• **Text excerpt**
____

CIA

Question 1

CIA represents

Answer 1

confidentiality, integrity, and availability

Question 2

A federal technology agency that works with industry to develop and apply technology, measurements, and standards

Answer 2

National Institute of Standards and Technology (NIST)

Question 3

A publicly announced standardizations developed by the United States Federal Government for use in computer systems by all nonmilitary government agencies and government contractors

Answer 3

Federal Information Processing Standard (FIPS)

Question 4

The three categories of security controls that are endorsed by both FIPS and NIST are

Answer 4

Technical, Operational, Management

Question 5

Access controls, audit and accountability, identification and authentication, along with system and communications protection are good examples of

Answer 5

Technical security control

Question 6

Awareness and training, configuration management, contingency planning, incident response, maintenance, media protection, physical and environmental protection, personnel security, and system and information integrity are good examples of

Answer 6

Operational security control

Question 7

Certification and accreditation, planning, risk assessment, system and services acquisition, and program management fall under

Answer 7

Management security control

Question 8

Preventing the unauthorized access of information to individuals or systems

Answer 8

Confidentiality

Question 9

Under confidentiality, the process of taking cleartext (plain text) and scrambling it into ciphertext, is known as

Answer 9

Encryption

Question 10

A barrier that will either permit or deny access to a physical location or part of the network infrastructure is called what ?

____

• **Data extract**

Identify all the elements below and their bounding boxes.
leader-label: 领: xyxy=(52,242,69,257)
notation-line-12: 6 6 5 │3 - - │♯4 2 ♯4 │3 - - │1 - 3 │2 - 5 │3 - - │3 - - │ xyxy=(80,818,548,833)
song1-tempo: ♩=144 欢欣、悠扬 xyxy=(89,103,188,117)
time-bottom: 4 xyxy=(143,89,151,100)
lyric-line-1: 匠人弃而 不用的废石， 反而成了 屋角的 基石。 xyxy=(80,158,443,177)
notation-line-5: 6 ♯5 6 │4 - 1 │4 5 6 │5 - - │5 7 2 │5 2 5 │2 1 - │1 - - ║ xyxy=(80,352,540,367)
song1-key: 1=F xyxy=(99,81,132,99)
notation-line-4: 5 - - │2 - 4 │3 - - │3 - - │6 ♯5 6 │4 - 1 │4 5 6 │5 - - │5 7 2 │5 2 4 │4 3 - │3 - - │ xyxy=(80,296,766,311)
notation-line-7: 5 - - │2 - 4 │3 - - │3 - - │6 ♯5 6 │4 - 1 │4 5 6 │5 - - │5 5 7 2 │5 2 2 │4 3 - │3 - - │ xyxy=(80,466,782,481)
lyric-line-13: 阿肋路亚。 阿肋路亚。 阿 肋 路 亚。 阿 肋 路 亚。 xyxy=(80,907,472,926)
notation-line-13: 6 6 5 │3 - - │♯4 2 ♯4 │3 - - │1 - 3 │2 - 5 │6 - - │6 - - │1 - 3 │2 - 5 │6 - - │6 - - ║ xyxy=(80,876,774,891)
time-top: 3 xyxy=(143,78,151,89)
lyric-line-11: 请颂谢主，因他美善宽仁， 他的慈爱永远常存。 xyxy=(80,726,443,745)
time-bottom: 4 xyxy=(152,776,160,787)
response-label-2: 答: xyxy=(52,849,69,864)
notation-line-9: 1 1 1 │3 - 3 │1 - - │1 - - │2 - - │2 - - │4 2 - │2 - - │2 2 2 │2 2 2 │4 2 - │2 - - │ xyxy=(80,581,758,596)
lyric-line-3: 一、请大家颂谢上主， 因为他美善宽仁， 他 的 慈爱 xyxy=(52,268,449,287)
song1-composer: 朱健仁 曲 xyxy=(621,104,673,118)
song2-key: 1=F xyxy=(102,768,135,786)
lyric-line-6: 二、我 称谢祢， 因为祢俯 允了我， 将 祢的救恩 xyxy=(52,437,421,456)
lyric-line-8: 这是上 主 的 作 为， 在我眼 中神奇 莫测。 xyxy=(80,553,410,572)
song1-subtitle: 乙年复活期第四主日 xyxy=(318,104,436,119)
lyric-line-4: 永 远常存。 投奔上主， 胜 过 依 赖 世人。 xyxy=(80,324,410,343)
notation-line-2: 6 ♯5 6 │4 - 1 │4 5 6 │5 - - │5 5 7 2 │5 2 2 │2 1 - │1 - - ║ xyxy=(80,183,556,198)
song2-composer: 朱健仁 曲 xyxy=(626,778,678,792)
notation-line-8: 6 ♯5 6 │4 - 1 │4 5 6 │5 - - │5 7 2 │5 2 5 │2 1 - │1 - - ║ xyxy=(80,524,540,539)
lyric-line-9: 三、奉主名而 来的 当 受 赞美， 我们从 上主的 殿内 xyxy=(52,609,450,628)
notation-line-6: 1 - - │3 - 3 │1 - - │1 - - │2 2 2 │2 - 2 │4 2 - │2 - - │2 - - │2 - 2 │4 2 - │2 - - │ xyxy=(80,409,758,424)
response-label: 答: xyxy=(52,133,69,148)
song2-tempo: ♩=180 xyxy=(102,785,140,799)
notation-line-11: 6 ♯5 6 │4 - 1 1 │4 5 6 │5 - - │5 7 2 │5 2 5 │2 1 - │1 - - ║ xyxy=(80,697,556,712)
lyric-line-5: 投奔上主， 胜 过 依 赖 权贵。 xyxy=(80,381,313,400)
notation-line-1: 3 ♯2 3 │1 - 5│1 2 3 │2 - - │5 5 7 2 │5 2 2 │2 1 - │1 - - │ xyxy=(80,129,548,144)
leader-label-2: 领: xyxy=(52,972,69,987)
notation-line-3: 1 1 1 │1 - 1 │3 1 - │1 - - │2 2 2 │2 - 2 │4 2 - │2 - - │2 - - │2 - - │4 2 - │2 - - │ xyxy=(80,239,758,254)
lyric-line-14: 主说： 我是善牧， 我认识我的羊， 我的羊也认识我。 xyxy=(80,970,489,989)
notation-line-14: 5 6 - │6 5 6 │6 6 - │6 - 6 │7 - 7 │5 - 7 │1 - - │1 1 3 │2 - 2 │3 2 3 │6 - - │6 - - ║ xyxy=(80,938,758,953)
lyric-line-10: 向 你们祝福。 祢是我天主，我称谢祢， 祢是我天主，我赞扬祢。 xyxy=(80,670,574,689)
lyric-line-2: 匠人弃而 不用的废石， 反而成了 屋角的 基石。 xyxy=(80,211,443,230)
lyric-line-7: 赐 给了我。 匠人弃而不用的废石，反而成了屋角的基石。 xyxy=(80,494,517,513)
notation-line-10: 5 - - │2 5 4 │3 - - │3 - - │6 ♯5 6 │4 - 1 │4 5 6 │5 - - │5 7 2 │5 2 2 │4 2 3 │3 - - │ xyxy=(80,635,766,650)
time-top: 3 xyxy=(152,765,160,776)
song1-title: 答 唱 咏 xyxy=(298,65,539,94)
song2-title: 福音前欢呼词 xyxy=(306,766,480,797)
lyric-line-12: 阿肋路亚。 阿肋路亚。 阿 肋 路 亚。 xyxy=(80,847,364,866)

____

• **Assigned task 1**
In one to three sentences, explain what the process of encryption does to information, according to the CIA text.
• **Assigned task 2**
Rewrite the paragraph of the CIA text that begins "Awareness and training, configuration management" as a bulleted list, keeping every item it names.

• **Answer box 1**
Encryption takes cleartext, or plain text, and scrambles it into ciphertext. The CIA text places this process under confidentiality.

• **Answer box 2**
Good examples of:
- awareness and training
- configuration management
- contingency planning
- incident response
- maintenance
- media protection
- physical and environmental protection
- personnel security
- system and information integrity